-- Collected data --
BEGIN
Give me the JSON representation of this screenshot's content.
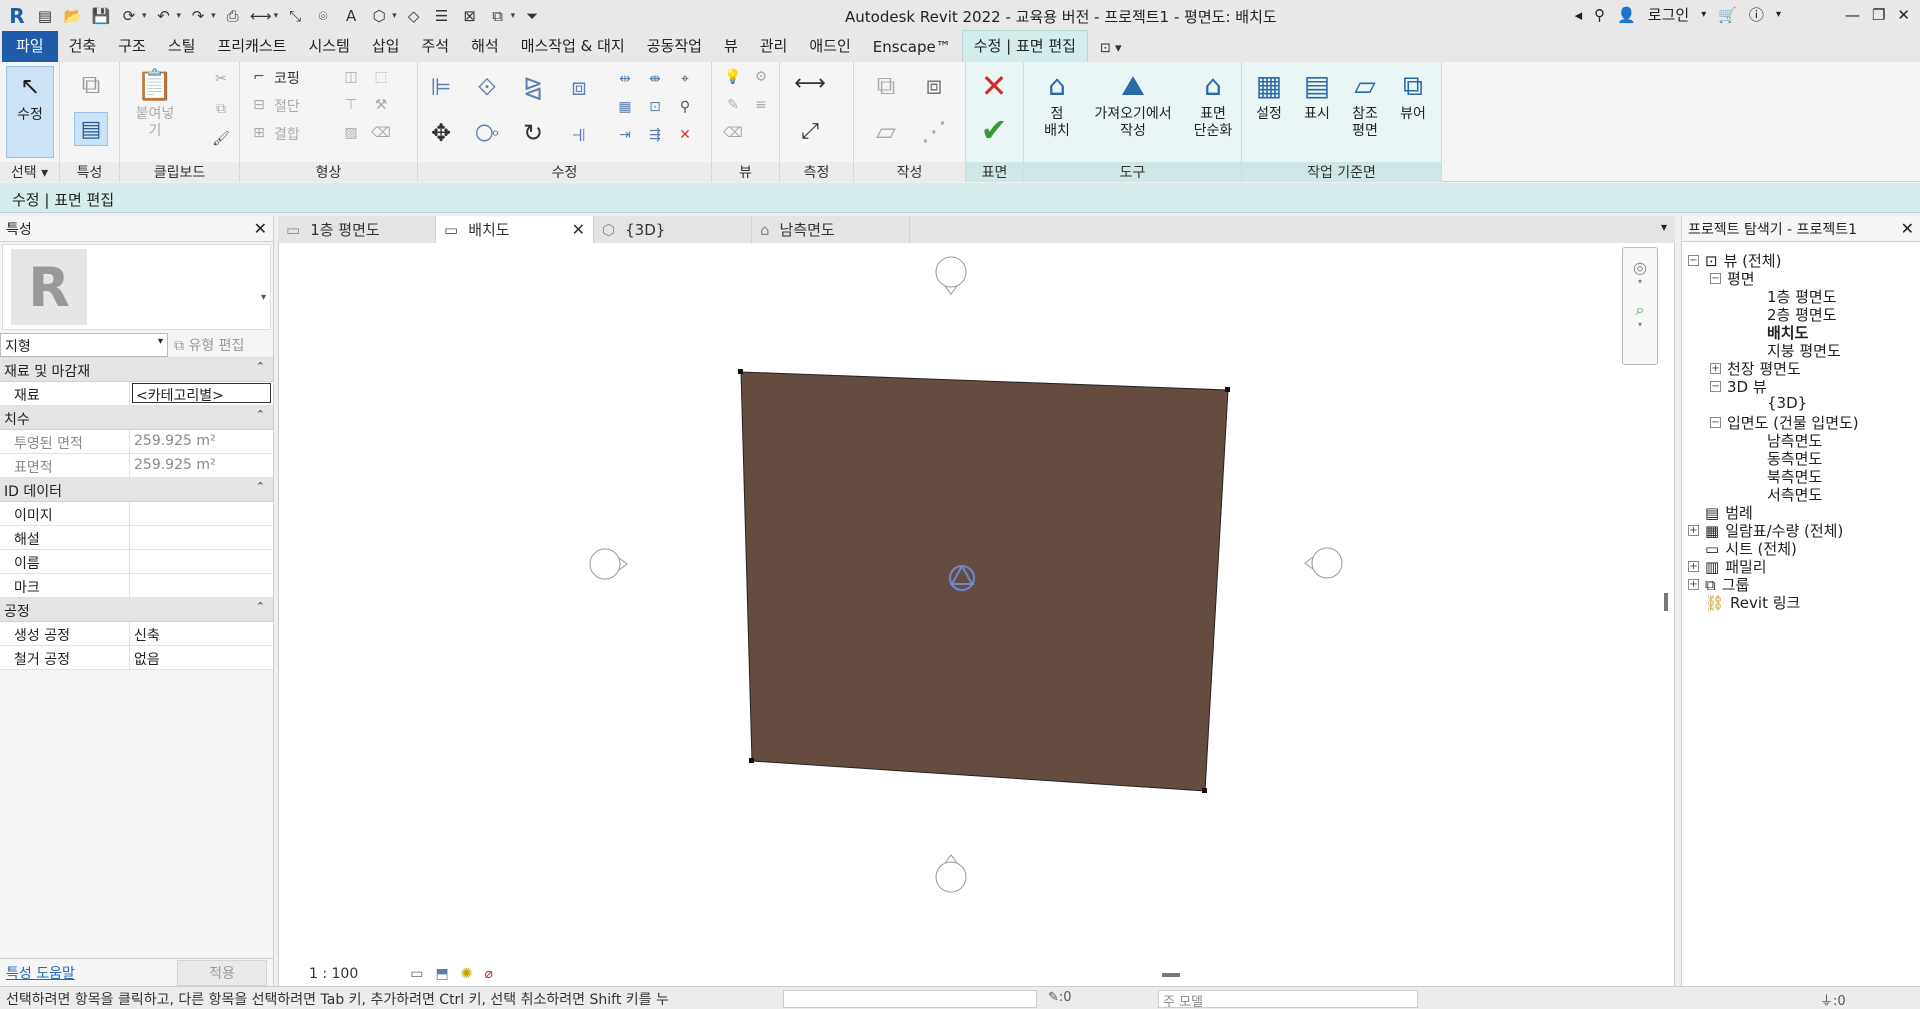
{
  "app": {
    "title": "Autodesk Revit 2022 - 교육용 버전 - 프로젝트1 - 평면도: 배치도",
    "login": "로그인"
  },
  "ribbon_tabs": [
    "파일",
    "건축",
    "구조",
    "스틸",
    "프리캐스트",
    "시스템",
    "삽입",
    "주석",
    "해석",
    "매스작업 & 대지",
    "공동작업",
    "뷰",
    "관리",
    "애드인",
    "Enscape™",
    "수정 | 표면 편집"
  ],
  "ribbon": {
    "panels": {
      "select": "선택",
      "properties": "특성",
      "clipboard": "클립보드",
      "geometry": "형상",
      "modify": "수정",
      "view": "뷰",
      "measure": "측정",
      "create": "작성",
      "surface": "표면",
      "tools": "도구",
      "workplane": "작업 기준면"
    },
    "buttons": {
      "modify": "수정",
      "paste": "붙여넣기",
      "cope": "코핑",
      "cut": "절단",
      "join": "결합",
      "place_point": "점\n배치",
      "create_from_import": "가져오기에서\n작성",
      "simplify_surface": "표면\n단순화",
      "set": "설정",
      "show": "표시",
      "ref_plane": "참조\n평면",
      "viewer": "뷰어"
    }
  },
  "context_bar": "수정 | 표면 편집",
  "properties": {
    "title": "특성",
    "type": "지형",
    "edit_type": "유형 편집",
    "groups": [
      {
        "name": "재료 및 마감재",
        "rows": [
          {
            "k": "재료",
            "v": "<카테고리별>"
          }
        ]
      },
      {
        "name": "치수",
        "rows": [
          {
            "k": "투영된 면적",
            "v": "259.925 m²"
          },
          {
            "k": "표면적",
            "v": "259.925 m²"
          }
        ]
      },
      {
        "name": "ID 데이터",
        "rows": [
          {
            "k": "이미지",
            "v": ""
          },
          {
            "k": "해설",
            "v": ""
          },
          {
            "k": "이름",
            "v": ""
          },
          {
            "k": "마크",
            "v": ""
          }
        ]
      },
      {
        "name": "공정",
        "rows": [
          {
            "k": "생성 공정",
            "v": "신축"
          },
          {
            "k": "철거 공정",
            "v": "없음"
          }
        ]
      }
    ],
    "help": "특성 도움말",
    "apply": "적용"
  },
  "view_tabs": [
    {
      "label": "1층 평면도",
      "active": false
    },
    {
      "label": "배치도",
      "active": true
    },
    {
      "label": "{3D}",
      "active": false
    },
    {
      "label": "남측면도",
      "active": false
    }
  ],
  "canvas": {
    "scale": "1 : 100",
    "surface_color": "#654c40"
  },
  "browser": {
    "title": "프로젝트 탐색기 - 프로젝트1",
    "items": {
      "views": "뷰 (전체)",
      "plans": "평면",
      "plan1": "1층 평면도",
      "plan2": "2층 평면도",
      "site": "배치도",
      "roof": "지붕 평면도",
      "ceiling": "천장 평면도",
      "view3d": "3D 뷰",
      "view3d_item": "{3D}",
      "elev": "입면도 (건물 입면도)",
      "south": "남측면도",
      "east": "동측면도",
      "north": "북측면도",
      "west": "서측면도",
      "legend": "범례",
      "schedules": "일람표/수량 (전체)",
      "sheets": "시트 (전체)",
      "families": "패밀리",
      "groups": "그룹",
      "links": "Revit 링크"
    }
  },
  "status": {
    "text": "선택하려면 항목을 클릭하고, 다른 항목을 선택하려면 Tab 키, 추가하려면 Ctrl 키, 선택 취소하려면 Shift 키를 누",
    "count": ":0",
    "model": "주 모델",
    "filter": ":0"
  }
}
END
BEGIN
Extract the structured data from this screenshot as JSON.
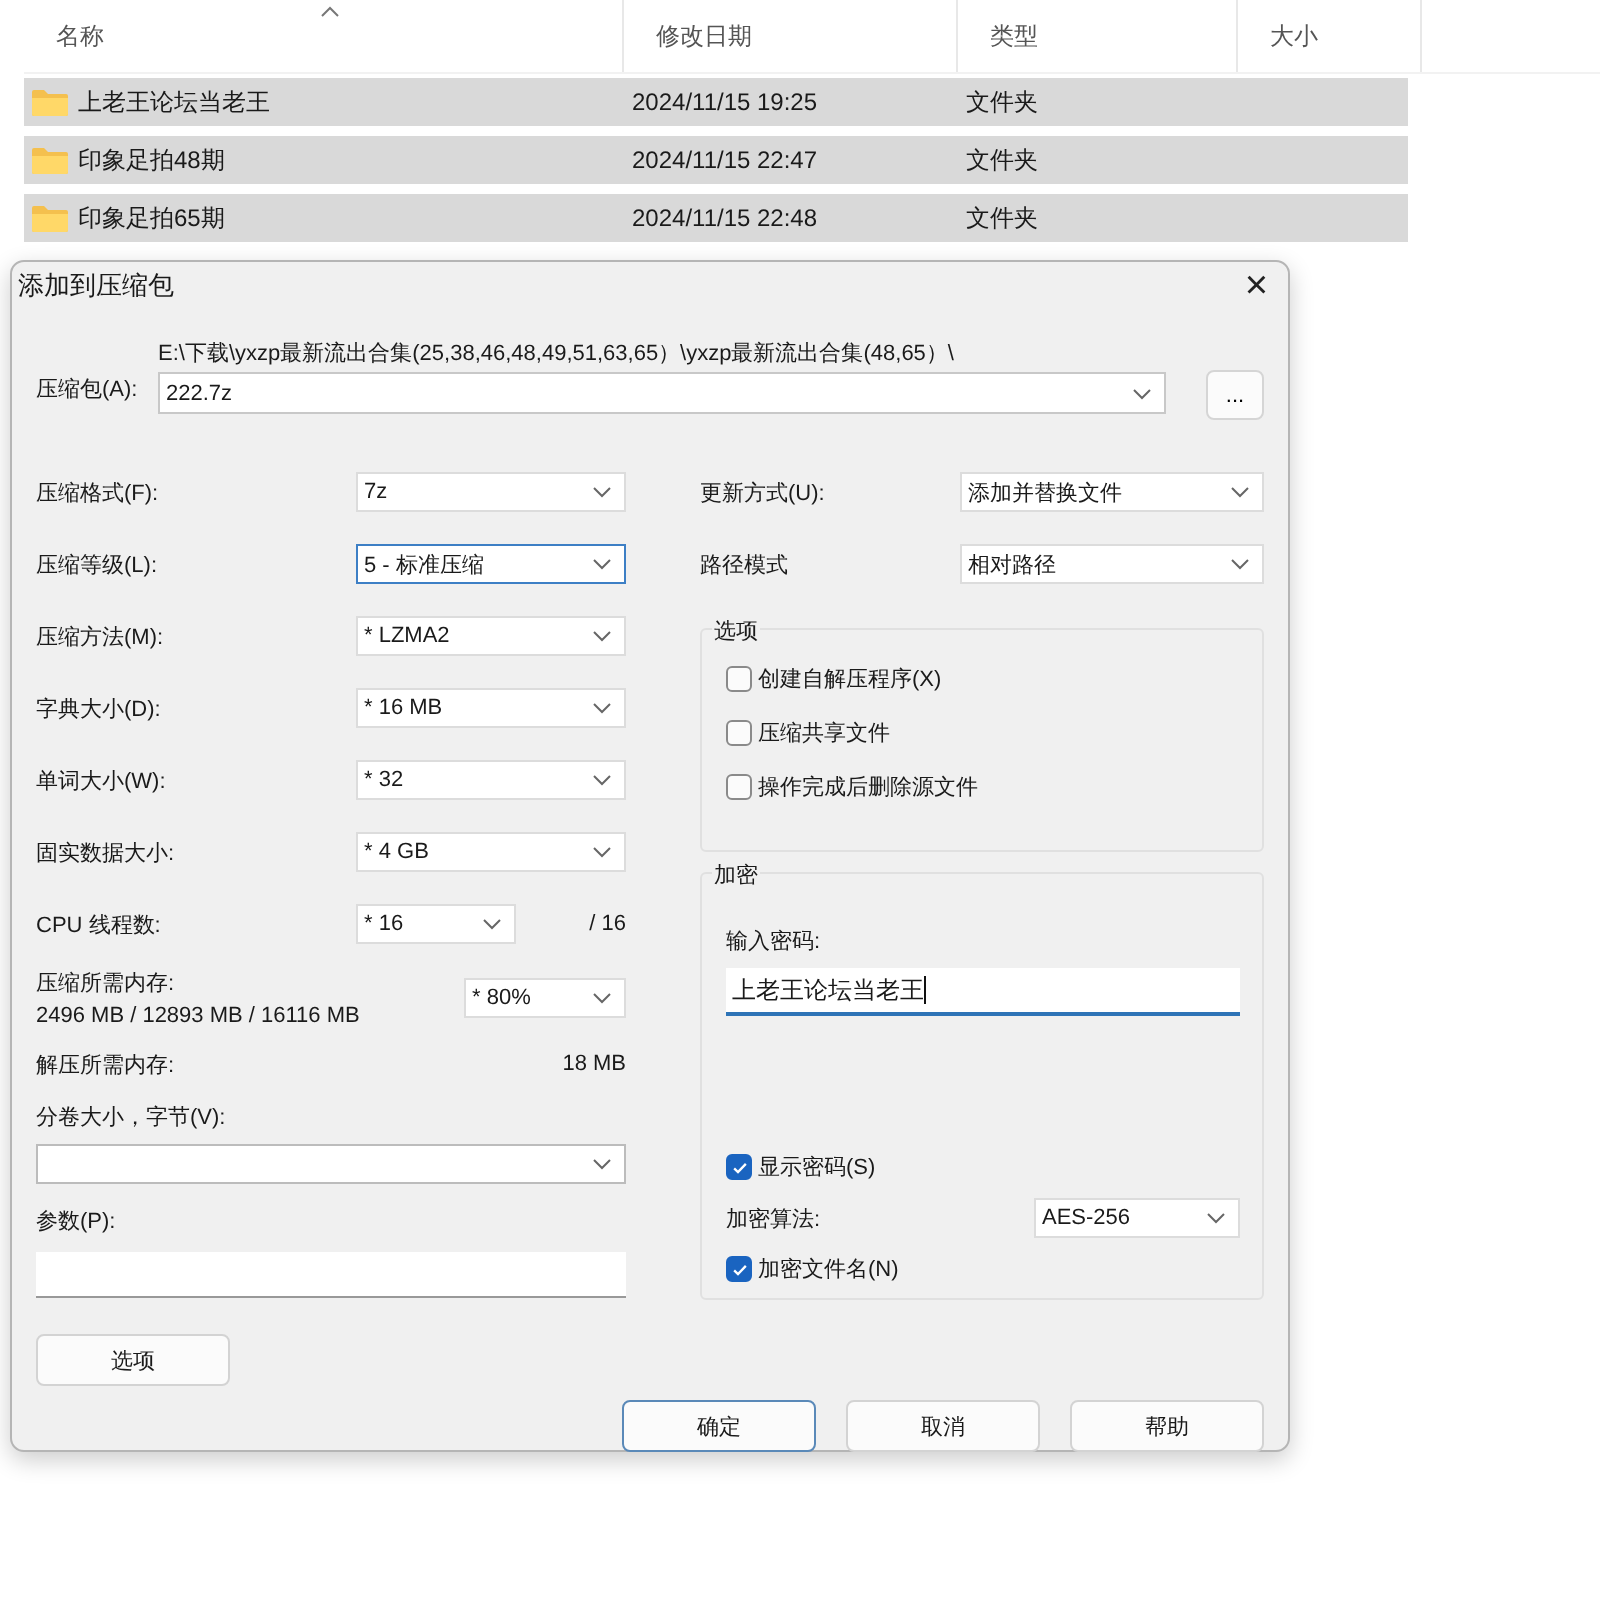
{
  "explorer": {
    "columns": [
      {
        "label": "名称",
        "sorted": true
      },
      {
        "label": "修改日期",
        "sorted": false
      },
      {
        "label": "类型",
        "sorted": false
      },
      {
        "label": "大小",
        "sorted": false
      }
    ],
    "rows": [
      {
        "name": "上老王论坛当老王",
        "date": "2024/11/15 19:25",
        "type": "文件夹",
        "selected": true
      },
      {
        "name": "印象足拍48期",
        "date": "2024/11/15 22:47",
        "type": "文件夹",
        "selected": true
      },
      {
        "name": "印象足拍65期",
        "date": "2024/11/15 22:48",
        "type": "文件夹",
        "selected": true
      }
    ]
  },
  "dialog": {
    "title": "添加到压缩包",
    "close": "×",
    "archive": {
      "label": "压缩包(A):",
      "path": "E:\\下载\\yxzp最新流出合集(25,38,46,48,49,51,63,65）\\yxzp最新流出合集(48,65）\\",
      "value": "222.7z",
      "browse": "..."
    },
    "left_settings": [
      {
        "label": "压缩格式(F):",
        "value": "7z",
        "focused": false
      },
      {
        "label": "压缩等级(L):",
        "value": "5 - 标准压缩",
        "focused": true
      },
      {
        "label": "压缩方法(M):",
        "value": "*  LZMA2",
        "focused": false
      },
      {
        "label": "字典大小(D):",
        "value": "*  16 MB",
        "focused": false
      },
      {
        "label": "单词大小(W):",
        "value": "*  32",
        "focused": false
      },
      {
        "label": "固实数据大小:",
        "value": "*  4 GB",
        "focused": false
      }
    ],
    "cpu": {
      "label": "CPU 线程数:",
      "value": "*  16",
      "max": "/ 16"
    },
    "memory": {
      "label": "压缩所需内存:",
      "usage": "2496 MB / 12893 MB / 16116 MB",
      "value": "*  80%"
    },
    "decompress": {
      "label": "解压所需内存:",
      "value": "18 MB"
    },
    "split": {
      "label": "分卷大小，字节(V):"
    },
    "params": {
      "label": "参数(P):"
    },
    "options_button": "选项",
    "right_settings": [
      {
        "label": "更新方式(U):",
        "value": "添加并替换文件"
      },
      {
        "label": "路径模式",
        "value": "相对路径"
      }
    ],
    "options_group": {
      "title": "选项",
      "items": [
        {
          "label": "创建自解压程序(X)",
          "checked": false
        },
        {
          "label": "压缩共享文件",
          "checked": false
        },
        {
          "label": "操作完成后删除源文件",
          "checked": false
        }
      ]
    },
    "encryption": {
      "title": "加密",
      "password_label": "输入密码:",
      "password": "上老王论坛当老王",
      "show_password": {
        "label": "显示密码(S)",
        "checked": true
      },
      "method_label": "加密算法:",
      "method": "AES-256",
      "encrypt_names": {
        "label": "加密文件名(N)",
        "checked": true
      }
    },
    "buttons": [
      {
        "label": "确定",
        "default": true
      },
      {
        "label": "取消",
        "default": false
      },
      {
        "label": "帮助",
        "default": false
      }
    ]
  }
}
END
BEGIN
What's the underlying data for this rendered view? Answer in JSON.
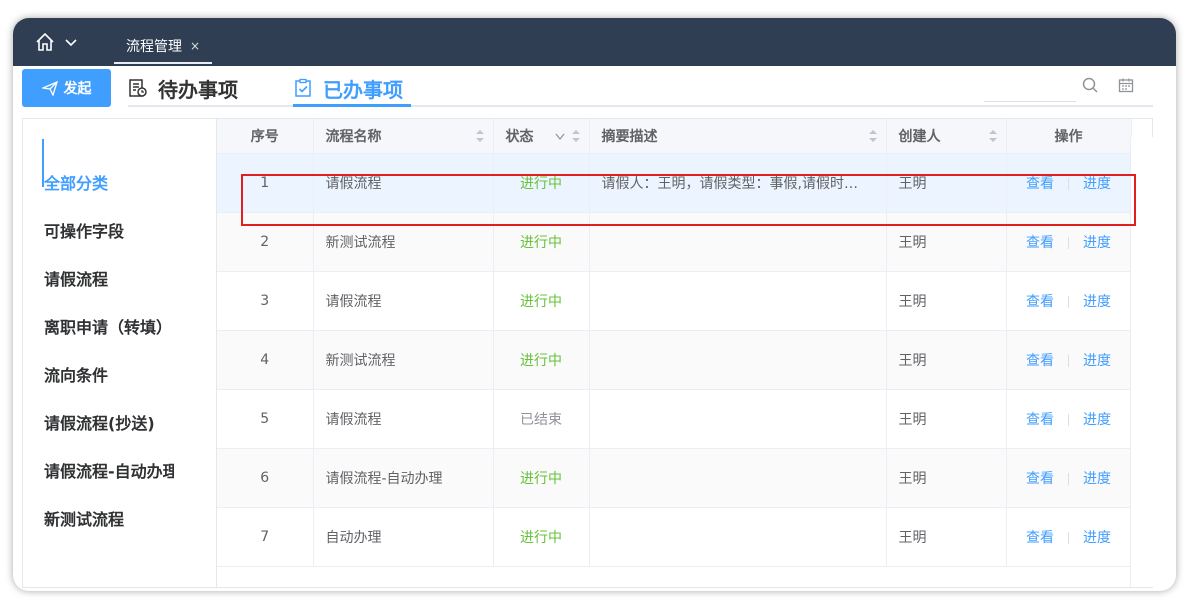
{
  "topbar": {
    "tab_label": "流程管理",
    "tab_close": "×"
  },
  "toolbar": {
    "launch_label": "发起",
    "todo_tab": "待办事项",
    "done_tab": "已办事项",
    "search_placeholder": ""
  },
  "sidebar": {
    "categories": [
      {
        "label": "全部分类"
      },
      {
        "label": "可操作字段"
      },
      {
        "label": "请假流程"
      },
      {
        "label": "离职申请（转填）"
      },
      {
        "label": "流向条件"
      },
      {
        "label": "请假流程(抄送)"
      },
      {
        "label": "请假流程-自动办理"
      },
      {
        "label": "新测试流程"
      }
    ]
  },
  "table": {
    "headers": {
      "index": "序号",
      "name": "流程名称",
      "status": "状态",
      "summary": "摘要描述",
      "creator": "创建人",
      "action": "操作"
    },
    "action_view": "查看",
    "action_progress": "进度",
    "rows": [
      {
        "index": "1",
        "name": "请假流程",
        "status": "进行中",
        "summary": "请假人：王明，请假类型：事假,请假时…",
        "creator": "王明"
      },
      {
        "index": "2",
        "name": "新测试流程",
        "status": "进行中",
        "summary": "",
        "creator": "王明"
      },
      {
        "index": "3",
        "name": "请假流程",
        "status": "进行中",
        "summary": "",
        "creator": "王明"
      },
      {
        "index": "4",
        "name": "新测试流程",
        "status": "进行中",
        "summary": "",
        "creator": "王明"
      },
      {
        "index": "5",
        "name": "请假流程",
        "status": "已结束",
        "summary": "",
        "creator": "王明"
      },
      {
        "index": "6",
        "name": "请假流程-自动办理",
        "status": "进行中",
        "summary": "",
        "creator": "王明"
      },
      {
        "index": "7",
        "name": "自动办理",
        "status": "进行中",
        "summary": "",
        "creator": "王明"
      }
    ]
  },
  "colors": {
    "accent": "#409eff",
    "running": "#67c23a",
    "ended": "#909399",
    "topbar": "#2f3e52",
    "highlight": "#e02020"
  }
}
END
-- TASK GOAL --
Locate all lines holding the word "date", then copy them out.

-- RESPONSE TO THE TASK --
        "date": "2024/11/15 19:25",
        "date": "2024/11/15 22:47",
        "date": "2024/11/15 22:48",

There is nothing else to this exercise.